Supplied entries section start
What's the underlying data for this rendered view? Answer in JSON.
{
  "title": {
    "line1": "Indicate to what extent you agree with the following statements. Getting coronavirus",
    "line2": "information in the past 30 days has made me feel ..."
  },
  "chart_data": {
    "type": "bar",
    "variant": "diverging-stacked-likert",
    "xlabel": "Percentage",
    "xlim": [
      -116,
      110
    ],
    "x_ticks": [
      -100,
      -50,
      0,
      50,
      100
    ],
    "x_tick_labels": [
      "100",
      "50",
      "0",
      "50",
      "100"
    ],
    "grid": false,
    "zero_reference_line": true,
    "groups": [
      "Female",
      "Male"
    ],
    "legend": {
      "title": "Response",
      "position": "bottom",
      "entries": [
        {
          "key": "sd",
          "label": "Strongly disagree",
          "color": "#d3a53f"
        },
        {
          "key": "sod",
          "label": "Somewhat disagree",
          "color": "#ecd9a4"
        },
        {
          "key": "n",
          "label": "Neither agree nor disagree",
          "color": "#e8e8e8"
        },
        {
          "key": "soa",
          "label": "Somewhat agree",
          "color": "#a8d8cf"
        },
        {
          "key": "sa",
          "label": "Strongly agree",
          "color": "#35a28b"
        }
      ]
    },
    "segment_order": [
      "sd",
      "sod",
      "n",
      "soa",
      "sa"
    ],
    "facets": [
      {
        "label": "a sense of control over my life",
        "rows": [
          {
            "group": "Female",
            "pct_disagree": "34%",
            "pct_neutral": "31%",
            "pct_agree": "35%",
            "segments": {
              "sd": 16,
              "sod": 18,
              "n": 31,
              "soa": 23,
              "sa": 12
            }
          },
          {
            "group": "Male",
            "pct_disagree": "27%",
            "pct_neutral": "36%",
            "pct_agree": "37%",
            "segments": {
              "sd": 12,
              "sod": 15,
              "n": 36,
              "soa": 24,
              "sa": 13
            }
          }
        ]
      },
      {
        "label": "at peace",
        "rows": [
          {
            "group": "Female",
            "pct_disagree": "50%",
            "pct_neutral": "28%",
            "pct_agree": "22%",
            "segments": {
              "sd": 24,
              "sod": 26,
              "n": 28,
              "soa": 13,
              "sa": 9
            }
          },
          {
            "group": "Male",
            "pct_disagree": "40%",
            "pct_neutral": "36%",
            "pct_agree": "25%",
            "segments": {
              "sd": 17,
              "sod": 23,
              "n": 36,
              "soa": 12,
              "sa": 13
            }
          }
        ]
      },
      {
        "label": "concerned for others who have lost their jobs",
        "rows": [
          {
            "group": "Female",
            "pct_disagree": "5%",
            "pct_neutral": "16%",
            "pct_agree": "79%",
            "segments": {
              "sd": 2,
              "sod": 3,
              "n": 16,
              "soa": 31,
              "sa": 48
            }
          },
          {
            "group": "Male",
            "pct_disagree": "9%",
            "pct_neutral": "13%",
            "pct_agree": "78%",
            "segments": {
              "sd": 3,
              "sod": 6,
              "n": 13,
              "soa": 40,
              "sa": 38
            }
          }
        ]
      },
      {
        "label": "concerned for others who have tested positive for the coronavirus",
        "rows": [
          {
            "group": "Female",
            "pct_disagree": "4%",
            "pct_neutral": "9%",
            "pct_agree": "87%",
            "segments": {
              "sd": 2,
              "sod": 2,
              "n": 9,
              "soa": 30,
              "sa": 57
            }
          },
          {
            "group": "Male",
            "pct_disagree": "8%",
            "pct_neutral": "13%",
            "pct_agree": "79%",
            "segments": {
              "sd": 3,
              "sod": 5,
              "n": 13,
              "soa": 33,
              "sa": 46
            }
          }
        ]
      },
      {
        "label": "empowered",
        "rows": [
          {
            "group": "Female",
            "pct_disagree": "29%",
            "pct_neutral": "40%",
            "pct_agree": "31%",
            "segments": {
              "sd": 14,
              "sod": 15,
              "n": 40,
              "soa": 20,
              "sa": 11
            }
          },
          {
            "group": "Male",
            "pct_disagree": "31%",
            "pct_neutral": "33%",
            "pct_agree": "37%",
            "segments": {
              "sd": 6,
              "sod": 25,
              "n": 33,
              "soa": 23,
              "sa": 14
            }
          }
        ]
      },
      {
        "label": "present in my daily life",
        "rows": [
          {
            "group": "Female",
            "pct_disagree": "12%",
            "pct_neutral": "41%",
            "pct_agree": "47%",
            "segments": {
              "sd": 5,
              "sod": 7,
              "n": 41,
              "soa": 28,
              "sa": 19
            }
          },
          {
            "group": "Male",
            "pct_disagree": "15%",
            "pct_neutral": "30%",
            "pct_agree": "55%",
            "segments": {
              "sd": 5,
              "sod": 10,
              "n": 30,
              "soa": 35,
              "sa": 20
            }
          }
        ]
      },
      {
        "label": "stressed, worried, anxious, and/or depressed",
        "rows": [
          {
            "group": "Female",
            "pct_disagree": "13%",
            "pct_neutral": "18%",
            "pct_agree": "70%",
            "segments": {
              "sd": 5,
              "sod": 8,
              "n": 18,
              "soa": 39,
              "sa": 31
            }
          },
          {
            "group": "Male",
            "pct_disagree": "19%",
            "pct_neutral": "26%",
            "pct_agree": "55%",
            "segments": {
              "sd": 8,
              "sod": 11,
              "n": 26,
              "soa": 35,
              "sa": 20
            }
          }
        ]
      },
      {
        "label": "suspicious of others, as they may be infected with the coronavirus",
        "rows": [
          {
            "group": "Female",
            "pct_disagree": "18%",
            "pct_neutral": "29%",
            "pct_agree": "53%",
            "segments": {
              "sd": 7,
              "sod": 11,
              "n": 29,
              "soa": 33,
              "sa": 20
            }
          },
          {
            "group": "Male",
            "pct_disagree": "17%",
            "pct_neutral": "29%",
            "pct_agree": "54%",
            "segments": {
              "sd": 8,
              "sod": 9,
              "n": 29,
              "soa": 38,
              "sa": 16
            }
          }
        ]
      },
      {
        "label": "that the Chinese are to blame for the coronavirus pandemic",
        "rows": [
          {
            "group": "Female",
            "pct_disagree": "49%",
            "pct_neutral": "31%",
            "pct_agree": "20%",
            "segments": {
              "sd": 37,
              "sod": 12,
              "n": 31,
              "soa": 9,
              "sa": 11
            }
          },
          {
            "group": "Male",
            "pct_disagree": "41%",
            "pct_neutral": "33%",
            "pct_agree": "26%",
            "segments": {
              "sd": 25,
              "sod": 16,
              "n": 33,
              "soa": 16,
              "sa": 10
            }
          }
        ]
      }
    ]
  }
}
Supplied entries section end
§ **Problem to work on**
The answer must consist of every line from the entries that holds the string "color".

§ **Written answer**
          "color": "#d3a53f"
          "color": "#ecd9a4"
          "color": "#e8e8e8"
          "color": "#a8d8cf"
          "color": "#35a28b"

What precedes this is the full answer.